START Data extract
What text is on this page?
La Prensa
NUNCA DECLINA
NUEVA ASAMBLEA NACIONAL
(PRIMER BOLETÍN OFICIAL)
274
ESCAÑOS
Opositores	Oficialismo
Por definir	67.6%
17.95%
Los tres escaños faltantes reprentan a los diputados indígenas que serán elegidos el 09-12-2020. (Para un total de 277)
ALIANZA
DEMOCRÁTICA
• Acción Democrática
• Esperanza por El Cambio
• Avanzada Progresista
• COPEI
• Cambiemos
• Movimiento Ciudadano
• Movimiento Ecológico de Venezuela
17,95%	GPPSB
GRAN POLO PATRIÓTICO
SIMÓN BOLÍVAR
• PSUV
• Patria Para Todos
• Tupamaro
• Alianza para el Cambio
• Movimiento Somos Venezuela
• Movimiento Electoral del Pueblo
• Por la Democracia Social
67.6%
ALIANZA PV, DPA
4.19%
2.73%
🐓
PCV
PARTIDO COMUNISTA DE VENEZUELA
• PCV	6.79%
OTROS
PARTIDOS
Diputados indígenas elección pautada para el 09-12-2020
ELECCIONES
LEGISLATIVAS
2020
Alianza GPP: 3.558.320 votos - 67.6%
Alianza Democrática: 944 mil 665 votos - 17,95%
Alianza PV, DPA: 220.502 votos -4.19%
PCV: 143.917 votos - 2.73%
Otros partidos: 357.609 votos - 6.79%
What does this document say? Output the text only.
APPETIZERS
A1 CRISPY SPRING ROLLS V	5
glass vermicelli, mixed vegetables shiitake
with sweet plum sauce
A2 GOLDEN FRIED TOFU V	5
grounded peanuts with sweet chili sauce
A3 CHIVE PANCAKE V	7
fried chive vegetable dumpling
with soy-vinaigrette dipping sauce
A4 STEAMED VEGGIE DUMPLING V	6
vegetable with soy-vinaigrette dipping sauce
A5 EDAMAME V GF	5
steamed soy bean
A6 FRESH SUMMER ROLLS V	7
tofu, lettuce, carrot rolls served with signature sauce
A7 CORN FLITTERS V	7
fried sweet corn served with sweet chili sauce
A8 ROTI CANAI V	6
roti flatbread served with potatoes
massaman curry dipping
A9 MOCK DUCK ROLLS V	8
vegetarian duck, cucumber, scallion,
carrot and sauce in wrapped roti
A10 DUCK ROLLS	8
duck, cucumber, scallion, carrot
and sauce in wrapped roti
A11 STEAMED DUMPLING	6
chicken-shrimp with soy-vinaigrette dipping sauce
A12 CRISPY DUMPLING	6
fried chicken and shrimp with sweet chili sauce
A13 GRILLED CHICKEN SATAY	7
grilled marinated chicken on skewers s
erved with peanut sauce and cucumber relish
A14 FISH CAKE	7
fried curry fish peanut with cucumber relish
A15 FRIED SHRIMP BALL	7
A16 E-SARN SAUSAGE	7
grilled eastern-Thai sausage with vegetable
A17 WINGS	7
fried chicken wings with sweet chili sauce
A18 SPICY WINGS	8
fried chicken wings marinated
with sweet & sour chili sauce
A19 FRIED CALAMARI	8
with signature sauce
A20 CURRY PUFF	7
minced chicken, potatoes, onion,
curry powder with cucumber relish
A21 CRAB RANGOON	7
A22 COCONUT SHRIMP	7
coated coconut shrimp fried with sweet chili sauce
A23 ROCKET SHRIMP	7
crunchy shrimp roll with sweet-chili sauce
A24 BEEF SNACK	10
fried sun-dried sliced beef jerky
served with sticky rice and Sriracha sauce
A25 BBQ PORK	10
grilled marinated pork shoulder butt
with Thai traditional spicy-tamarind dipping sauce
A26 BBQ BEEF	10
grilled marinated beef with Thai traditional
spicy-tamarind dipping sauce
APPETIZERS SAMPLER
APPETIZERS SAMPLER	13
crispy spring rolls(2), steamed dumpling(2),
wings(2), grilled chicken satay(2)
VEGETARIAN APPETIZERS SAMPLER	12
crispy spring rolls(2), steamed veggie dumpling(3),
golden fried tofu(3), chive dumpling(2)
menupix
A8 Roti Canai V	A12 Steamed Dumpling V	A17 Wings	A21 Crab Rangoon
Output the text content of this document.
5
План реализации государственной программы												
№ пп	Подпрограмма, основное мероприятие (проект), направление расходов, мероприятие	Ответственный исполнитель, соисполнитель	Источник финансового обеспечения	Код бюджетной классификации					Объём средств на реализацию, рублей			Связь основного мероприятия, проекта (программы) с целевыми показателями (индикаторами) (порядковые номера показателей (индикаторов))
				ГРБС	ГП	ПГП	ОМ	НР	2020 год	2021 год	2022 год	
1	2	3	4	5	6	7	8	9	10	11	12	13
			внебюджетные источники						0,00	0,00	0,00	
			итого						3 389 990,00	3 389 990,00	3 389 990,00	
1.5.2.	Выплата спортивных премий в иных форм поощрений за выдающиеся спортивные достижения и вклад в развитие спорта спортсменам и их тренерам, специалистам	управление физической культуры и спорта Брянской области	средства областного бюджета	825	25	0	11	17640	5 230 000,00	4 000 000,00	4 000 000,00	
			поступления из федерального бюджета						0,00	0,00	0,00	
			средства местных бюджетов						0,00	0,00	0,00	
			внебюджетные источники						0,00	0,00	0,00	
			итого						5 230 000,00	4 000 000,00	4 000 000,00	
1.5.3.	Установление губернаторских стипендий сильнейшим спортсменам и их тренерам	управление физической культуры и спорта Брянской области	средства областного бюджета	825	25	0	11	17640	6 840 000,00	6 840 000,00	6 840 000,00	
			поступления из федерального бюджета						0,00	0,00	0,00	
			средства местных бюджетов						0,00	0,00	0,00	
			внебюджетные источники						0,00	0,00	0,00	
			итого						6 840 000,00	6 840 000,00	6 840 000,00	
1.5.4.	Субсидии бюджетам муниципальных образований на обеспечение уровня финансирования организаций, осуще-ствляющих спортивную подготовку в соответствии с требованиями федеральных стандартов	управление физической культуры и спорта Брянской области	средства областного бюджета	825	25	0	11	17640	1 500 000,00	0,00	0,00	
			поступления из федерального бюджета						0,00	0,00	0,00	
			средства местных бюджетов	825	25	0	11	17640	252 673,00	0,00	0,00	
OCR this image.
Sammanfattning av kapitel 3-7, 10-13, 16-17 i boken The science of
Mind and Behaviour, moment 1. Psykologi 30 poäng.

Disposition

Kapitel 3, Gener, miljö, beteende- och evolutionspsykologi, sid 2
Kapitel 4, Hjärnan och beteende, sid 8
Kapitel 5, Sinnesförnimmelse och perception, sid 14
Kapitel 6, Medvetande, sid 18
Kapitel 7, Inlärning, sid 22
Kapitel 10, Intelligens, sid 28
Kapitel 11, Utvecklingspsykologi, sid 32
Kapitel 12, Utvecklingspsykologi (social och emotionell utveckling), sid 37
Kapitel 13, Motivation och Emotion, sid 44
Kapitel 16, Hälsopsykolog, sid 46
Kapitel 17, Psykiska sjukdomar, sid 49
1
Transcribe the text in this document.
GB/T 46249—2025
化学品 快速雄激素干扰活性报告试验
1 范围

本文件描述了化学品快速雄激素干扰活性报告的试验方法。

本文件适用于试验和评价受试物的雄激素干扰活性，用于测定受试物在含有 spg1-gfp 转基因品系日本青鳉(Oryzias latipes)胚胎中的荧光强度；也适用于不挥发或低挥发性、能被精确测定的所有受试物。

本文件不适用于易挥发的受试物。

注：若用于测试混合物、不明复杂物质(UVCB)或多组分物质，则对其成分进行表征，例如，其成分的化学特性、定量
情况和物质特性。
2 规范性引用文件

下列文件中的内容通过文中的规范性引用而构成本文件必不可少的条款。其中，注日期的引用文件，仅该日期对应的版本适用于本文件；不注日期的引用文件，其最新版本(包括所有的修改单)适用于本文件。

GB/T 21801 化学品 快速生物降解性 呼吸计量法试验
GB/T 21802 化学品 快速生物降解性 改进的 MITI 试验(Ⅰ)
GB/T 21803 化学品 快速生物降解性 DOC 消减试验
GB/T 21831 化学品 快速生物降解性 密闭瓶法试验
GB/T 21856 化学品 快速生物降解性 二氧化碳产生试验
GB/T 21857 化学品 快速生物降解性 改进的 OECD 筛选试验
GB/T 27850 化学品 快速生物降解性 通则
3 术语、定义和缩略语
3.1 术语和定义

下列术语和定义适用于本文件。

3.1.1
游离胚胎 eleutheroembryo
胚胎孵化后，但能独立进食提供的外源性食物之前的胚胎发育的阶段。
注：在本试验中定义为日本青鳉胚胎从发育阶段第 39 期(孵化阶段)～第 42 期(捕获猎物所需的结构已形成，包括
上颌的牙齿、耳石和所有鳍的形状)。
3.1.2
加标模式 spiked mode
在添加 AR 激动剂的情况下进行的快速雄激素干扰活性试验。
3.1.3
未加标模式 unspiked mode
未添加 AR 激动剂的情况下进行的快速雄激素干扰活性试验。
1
END Data extract
**Task instructions:**
Which lines hold the word "Thai"? Show each one.

**The solution:**
grilled eastern-Thai sausage with vegetable
with Thai traditional spicy-tamarind dipping sauce
grilled marinated beef with Thai traditional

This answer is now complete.